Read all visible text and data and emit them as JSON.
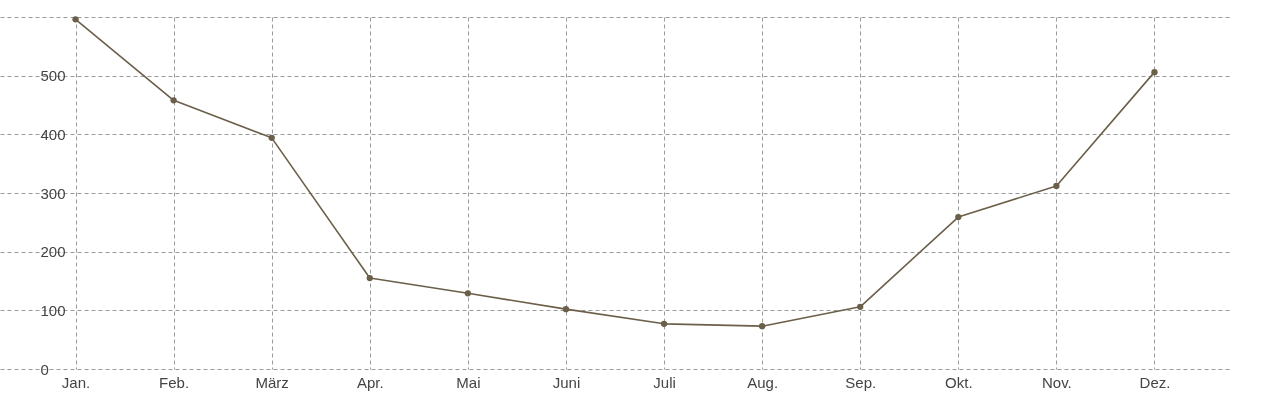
{
  "chart_data": {
    "type": "line",
    "categories": [
      "Jan.",
      "Feb.",
      "März",
      "Apr.",
      "Mai",
      "Juni",
      "Juli",
      "Aug.",
      "Sep.",
      "Okt.",
      "Nov.",
      "Dez."
    ],
    "series": [
      {
        "color": "#6b5f49",
        "values": [
          596,
          458,
          394,
          155,
          129,
          102,
          77,
          73,
          106,
          259,
          312,
          506
        ]
      }
    ],
    "ylim": [
      0,
      600
    ],
    "yticks": [
      0,
      100,
      200,
      300,
      400,
      500,
      {
        "value": 600,
        "label": null
      }
    ],
    "grid": true,
    "marker": "circle",
    "line_style": "solid",
    "legend": false
  }
}
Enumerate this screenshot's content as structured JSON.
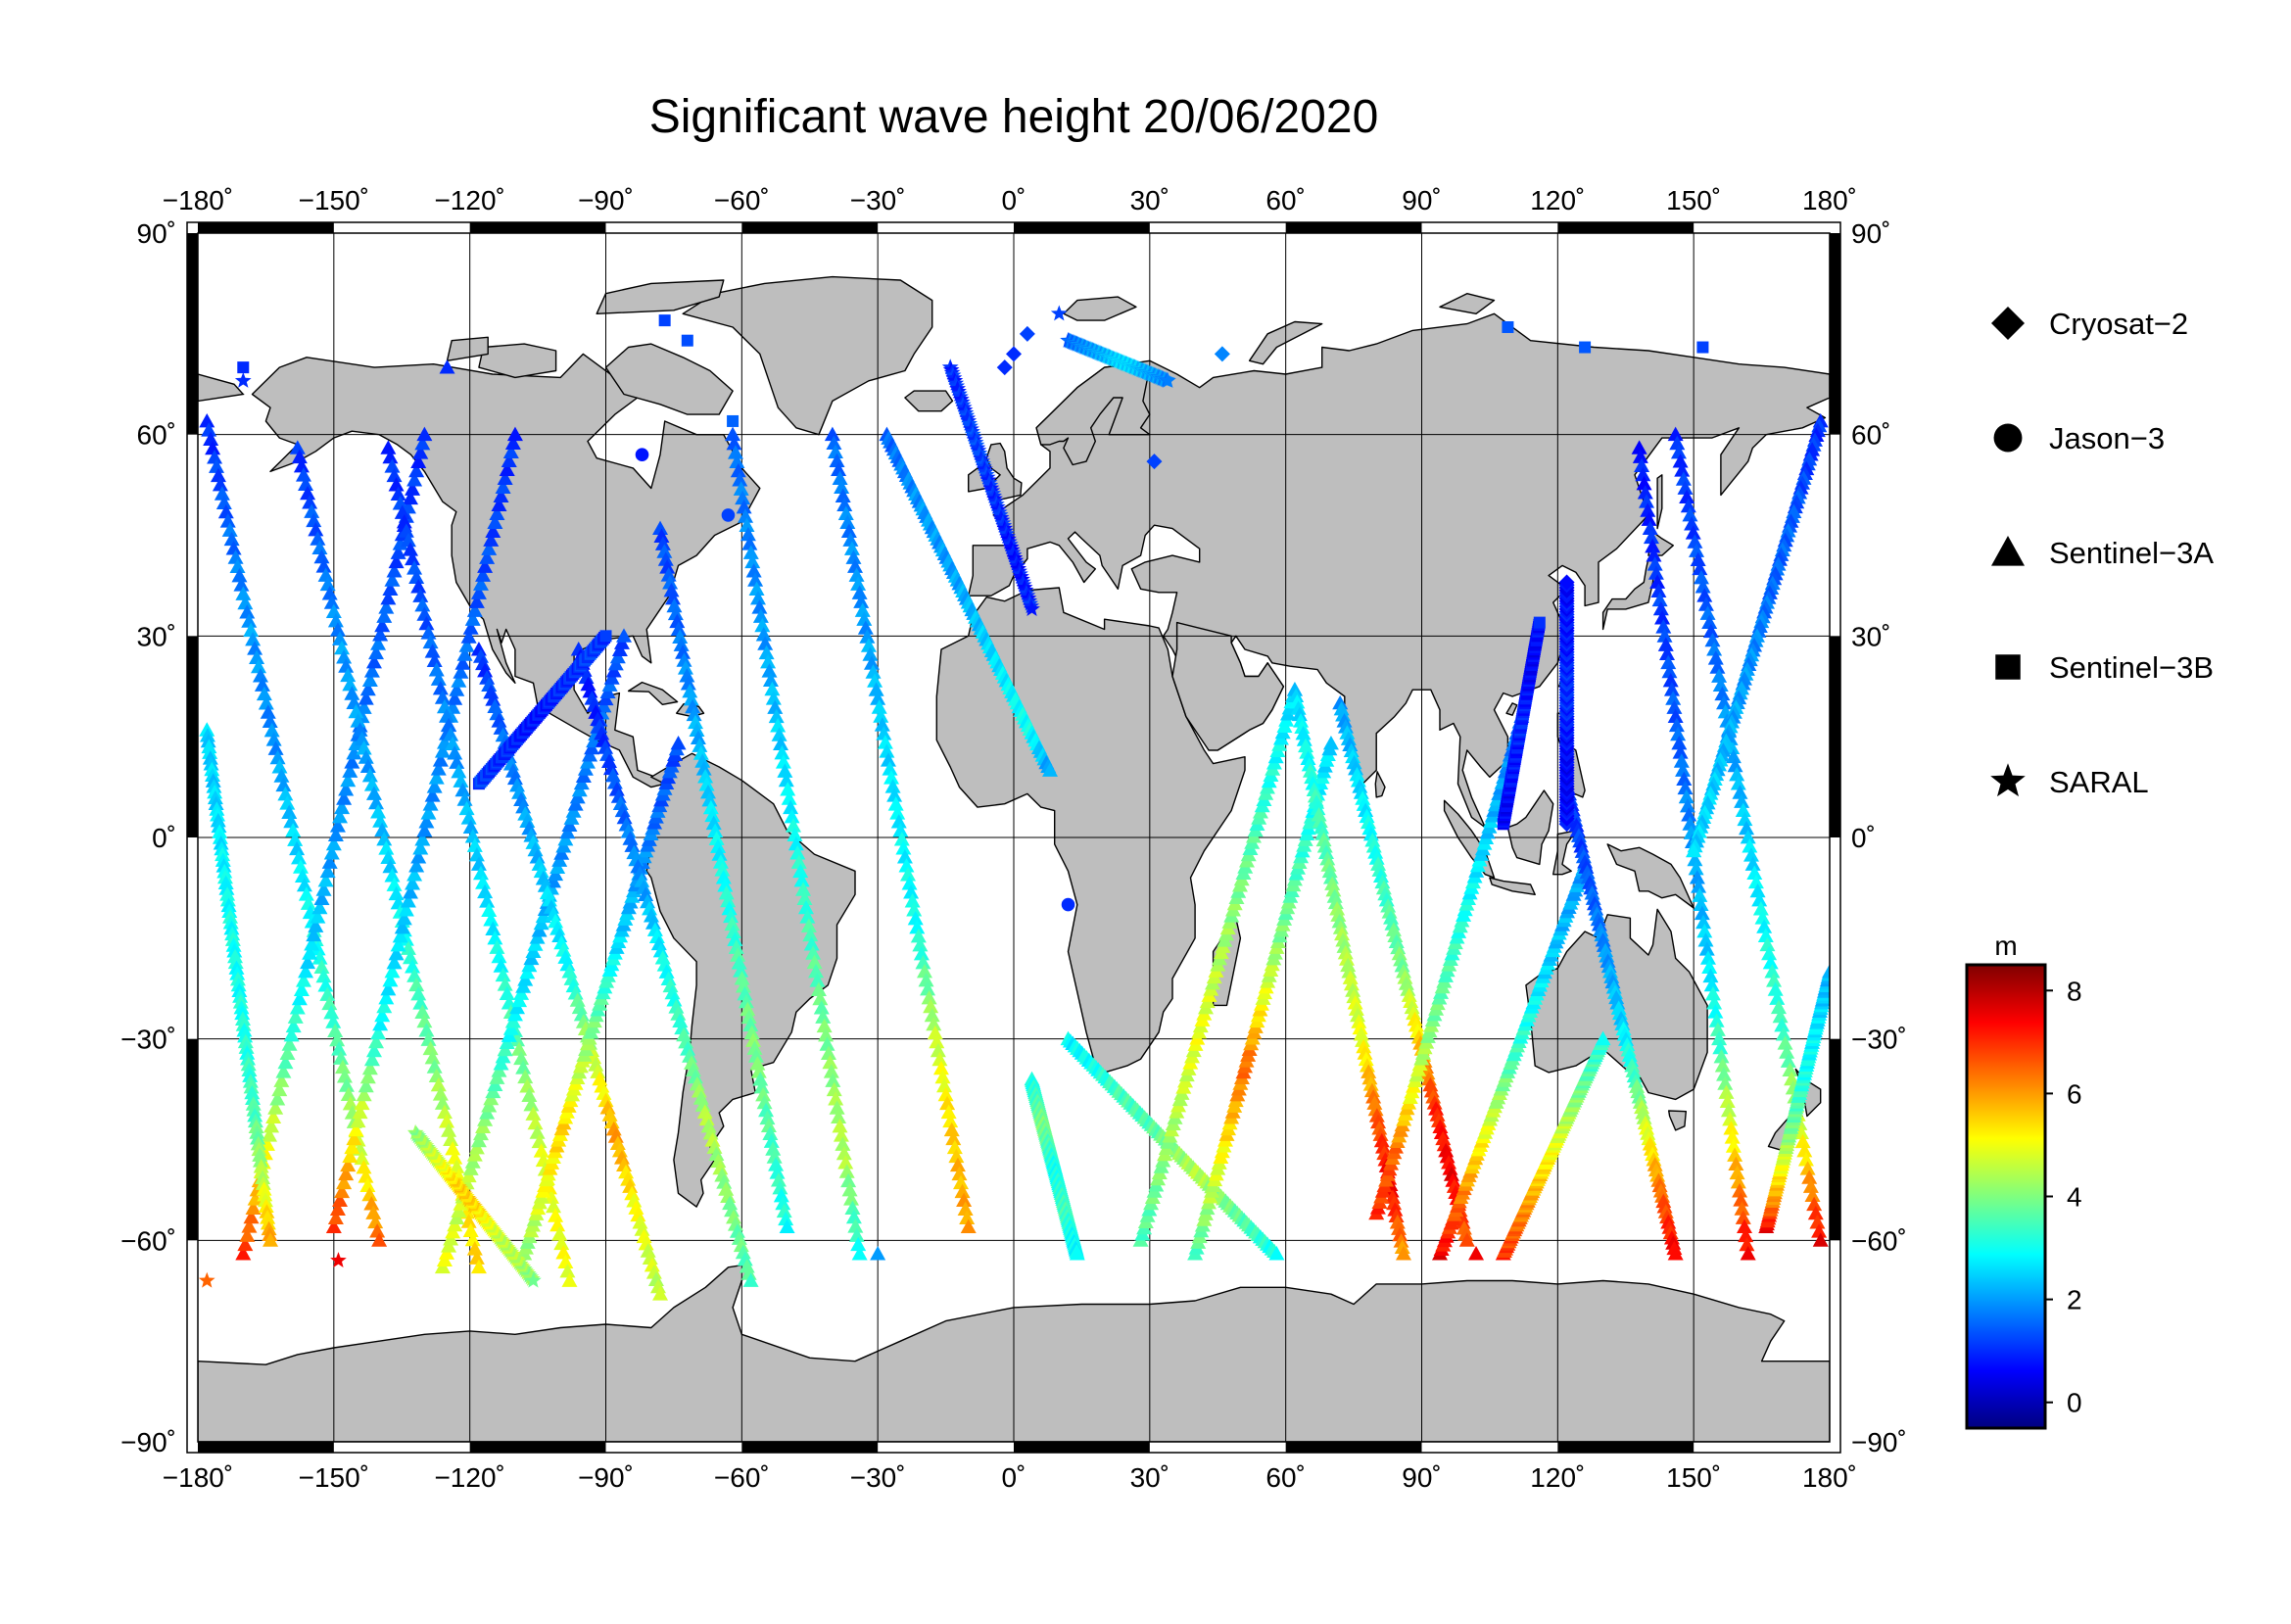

· · ·

Problem to solve:
Write the full listing out again with every line unchanged, but include no pictures.

Written answer:
Read all visible text and data and emit them as JSON.
{
  "chart_data": {
    "type": "line",
    "categories": [
      "Jan.",
      "Feb.",
      "März",
      "Apr.",
      "Mai",
      "Juni",
      "Juli",
      "Aug.",
      "Sep.",
      "Okt.",
      "Nov.",
      "Dez."
    ],
    "series": [
      {
        "color": "#6b5f49",
        "values": [
          596,
          458,
          394,
          155,
          129,
          102,
          77,
          73,
          106,
          259,
          312,
          506
        ]
      }
    ],
    "ylim": [
      0,
      600
    ],
    "yticks": [
      0,
      100,
      200,
      300,
      400,
      500,
      {
        "value": 600,
        "label": null
      }
    ],
    "grid": true,
    "marker": "circle",
    "line_style": "solid",
    "legend": false
  }
}
Enumerate this screenshot's content as structured JSON.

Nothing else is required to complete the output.